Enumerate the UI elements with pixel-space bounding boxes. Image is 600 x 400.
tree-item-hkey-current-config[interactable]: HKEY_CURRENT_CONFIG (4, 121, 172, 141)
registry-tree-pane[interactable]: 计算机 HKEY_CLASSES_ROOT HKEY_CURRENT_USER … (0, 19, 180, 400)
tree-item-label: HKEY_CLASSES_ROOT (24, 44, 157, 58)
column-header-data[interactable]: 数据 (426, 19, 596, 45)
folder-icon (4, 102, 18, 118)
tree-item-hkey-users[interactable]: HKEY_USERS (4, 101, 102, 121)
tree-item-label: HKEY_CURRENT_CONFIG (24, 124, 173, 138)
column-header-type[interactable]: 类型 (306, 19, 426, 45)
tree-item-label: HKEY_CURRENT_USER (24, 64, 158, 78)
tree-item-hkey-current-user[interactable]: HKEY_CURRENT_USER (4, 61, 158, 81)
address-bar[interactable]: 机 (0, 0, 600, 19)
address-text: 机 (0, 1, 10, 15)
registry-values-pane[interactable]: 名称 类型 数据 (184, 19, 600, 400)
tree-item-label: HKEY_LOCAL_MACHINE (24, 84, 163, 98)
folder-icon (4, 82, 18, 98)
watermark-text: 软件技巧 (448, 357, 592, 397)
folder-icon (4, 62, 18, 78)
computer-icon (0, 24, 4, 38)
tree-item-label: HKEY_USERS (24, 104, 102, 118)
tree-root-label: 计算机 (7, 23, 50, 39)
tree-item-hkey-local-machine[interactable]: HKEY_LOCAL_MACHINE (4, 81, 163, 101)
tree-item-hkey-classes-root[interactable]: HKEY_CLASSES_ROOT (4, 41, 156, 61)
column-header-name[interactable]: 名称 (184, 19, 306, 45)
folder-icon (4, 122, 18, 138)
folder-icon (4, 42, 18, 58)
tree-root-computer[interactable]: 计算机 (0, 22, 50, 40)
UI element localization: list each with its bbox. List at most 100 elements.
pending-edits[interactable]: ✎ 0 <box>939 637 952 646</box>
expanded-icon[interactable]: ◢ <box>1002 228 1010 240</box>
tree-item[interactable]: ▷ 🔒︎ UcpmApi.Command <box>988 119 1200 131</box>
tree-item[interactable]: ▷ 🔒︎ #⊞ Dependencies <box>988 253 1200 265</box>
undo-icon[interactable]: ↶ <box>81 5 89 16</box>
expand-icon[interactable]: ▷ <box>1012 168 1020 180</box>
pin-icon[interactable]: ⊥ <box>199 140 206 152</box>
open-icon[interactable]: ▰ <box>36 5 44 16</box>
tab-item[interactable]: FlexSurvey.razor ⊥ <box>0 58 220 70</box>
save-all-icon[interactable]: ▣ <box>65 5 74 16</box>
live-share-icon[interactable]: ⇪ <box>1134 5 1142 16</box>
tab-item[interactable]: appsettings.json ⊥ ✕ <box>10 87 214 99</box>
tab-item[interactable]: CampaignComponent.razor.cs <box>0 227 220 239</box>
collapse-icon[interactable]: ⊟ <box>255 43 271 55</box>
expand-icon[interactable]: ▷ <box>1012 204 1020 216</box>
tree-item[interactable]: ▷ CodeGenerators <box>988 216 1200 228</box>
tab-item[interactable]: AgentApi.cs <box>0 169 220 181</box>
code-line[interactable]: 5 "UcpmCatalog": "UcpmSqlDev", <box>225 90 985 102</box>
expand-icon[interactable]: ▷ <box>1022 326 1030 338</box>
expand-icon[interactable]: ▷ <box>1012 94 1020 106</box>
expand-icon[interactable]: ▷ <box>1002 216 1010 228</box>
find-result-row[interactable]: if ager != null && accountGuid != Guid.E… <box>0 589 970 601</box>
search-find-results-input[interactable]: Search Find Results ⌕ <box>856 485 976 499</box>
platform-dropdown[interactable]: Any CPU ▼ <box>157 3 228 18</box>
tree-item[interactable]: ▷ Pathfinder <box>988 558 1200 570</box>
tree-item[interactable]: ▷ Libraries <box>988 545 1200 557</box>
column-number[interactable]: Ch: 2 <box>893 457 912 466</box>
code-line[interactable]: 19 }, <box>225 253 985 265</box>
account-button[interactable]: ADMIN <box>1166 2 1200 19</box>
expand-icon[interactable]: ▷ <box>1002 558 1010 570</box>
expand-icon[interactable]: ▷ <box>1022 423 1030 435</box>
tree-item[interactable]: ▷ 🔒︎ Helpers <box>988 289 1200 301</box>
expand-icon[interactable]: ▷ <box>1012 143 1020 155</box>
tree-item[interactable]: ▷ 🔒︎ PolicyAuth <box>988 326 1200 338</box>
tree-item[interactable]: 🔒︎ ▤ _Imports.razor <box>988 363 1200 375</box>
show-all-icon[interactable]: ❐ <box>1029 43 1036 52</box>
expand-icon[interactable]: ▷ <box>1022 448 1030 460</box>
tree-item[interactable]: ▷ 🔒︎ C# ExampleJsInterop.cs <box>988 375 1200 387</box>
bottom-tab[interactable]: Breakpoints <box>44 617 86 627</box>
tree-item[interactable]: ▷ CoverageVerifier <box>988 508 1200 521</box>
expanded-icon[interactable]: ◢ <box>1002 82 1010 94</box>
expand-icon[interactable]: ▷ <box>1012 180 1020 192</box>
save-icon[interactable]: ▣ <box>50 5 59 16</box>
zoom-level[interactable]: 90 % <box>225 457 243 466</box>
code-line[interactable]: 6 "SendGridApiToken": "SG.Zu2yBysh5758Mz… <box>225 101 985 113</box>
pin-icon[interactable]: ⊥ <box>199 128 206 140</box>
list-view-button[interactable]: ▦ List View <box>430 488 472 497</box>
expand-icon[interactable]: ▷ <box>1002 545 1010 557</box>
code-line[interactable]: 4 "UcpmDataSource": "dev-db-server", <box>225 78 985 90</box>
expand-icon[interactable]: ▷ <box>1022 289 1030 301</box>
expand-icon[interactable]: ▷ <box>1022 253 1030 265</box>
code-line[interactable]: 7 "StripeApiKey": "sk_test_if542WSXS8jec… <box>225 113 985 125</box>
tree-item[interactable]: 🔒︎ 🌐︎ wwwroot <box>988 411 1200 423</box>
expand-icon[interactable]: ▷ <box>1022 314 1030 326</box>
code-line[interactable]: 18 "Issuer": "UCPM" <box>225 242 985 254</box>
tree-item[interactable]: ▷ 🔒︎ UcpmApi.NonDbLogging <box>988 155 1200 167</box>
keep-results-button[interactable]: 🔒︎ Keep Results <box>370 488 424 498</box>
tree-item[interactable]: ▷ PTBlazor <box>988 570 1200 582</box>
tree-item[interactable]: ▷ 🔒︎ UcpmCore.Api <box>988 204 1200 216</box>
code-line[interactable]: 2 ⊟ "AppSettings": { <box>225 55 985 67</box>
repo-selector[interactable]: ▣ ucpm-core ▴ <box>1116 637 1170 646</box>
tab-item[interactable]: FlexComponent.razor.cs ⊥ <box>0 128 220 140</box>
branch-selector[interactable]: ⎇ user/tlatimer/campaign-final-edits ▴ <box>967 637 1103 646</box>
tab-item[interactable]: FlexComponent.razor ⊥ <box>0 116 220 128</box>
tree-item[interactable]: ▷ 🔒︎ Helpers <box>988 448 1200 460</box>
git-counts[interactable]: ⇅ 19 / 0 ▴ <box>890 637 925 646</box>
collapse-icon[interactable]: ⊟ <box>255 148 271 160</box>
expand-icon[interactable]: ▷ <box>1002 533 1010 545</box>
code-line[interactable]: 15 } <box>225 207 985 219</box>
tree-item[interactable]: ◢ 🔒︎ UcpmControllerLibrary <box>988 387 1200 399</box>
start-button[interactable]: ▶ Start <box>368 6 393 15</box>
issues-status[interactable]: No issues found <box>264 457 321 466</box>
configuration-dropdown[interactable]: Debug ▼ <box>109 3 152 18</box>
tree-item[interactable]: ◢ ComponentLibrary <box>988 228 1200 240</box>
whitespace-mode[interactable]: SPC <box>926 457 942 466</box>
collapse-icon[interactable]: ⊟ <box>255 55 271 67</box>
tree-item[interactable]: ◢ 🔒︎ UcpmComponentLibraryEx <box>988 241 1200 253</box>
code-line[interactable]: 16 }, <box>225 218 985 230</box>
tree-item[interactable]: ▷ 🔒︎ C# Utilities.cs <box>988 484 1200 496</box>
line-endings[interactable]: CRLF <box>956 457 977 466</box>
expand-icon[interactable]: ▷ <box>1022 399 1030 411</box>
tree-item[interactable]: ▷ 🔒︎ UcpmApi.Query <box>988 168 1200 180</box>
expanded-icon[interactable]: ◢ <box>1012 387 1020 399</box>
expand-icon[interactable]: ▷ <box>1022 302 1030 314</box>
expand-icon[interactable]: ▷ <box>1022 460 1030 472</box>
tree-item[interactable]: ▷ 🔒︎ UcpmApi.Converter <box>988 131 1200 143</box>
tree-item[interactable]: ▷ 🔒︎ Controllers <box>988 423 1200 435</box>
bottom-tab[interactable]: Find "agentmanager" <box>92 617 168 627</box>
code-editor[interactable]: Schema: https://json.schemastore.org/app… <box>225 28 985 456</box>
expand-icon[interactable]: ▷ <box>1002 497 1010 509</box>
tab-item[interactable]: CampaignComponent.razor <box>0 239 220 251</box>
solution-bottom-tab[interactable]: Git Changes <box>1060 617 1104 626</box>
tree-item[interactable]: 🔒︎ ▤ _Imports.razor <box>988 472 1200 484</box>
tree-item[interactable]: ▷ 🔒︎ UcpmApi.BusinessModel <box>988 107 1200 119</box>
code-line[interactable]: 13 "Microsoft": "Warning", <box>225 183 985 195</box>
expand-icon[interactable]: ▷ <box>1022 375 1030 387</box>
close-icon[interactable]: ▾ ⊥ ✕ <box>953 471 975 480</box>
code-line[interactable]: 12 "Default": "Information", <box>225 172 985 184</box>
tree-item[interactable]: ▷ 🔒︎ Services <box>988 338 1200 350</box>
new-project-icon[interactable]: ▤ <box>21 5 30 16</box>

▶ **Direction**: Extract the data lines starting at the very first line and ending with the line containing "column-header-type[interactable]: 类型 (306, 19, 426, 45)", including both. Write each line out unchanged.

▶ **The completed task**:
Enumerate the UI elements with pixel-space bounding boxes. Image is 600 x 400.
tree-item-hkey-current-config[interactable]: HKEY_CURRENT_CONFIG (4, 121, 172, 141)
registry-tree-pane[interactable]: 计算机 HKEY_CLASSES_ROOT HKEY_CURRENT_USER … (0, 19, 180, 400)
tree-item-label: HKEY_CLASSES_ROOT (24, 44, 157, 58)
column-header-data[interactable]: 数据 (426, 19, 596, 45)
folder-icon (4, 102, 18, 118)
tree-item-hkey-users[interactable]: HKEY_USERS (4, 101, 102, 121)
tree-item-label: HKEY_CURRENT_CONFIG (24, 124, 173, 138)
column-header-type[interactable]: 类型 (306, 19, 426, 45)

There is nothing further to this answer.